+++ 原文 +++
まず、ビューコントローラ上でdidReceiveMemoryWarningviewDidUnloadを次のように記述します。loadViewdeallocでも同様のログを出力するようにします。

- (void)didReceiveMemoryWarning {
    NSLog(@"%@: didReceiveMemoryWarning begin", self.title);
    [super didReceiveMemoryWarning];
    NSLog(@"%@: didReceiveMemoryWarning end", self.title);
}
- (void)viewDidUnload {
    NSLog(@"%@: viewDidUnload begin", self.title);
    [super viewDidUnload];
    NSLog(@"%@: viewDidUnload end", self.title);
}

このとき、ナビゲーションビューで次のように2回pushして、次のようにこのコントローラが3つある状態でメモリ警告を発生させたところ、次のようにログが表示されます (日付などは省略しています)。

Received simulated memory warning.
+++
*作業内容*. 原文でメモリ警告を発生させたとき、このコントローラはいくつある状態でしたか。
+++ 表示レコード +++
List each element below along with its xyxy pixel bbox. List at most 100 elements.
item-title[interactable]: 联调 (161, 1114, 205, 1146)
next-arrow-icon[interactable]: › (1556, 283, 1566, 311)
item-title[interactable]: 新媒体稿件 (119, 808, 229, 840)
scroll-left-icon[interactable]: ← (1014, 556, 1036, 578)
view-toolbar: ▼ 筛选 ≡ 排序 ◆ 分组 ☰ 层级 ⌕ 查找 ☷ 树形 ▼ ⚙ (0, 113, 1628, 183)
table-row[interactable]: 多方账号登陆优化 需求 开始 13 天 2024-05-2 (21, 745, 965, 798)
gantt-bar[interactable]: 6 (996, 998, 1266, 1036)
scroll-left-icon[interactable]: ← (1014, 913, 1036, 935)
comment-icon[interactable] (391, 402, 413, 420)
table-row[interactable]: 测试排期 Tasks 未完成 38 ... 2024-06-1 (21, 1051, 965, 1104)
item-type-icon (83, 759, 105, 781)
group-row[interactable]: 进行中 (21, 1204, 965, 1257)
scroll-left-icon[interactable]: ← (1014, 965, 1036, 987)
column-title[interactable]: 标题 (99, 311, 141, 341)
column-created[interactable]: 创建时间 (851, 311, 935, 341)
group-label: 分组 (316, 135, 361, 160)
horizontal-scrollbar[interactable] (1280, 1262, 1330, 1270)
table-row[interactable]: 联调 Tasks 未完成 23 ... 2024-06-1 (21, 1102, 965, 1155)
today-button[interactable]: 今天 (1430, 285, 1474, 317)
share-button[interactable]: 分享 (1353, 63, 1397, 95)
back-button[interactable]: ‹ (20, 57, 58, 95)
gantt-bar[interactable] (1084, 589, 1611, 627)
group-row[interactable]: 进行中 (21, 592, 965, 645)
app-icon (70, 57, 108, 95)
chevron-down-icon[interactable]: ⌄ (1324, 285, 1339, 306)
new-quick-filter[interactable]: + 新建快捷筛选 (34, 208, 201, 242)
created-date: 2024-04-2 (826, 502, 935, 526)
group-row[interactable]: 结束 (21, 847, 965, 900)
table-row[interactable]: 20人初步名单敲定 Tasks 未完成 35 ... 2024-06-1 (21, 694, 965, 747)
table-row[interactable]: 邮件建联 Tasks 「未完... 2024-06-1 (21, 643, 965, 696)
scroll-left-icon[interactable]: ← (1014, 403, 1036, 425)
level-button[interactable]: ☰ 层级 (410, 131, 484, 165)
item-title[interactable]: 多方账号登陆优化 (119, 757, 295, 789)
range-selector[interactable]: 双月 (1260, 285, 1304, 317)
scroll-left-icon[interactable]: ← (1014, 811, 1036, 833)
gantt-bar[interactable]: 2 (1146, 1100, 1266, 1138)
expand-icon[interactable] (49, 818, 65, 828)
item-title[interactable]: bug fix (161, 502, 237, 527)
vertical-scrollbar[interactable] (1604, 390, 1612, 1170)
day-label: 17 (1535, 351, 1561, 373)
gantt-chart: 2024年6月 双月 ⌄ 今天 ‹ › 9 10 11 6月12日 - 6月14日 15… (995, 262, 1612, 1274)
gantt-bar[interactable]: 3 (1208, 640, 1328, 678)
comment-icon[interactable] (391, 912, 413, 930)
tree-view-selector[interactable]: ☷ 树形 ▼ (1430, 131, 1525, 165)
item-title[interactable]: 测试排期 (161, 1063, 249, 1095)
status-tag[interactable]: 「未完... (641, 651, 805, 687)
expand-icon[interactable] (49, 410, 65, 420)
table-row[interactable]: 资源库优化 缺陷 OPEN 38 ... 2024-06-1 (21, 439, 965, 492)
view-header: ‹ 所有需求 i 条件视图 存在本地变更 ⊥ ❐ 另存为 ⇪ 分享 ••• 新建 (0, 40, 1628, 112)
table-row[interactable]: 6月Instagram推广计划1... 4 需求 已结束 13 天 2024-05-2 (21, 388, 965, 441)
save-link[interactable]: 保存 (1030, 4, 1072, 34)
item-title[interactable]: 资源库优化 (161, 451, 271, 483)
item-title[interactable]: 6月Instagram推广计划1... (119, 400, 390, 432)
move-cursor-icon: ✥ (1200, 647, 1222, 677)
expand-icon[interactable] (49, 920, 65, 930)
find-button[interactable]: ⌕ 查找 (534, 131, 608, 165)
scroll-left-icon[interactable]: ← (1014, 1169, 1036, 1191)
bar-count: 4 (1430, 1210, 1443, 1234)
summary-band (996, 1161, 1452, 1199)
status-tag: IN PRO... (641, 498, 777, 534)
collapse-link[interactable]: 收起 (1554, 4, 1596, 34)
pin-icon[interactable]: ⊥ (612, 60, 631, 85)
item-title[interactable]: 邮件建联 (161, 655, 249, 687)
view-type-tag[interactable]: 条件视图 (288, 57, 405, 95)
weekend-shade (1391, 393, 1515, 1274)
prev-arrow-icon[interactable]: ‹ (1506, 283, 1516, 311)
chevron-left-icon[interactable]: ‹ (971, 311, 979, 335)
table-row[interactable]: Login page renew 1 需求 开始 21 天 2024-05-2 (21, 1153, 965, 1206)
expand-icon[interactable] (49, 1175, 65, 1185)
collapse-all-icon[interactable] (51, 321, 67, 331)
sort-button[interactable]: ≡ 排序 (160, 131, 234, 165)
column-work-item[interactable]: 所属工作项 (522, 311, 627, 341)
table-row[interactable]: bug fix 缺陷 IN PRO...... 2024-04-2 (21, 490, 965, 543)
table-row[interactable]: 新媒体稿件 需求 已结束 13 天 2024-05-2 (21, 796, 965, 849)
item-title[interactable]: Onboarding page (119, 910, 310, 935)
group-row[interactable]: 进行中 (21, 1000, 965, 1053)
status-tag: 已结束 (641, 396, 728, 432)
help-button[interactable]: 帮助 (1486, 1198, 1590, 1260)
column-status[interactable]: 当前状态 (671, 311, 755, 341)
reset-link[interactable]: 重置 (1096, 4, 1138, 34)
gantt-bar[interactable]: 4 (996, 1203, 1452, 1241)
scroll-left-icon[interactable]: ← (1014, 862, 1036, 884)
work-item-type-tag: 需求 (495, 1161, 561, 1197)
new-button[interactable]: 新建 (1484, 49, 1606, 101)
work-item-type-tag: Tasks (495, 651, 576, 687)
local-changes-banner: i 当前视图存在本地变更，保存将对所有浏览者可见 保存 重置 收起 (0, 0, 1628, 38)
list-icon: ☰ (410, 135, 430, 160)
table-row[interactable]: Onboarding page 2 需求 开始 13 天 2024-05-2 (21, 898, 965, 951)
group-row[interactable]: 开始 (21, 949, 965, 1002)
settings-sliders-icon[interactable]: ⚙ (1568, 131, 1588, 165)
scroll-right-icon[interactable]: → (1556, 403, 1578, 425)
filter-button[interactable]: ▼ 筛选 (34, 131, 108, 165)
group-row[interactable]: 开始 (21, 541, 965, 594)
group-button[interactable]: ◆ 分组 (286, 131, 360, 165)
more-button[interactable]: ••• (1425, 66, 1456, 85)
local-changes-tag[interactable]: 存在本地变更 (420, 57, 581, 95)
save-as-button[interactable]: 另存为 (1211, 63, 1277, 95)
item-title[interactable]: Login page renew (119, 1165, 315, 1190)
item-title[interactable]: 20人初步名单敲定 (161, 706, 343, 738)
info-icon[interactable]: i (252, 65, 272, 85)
+++
*この問題の解答*. 3つです。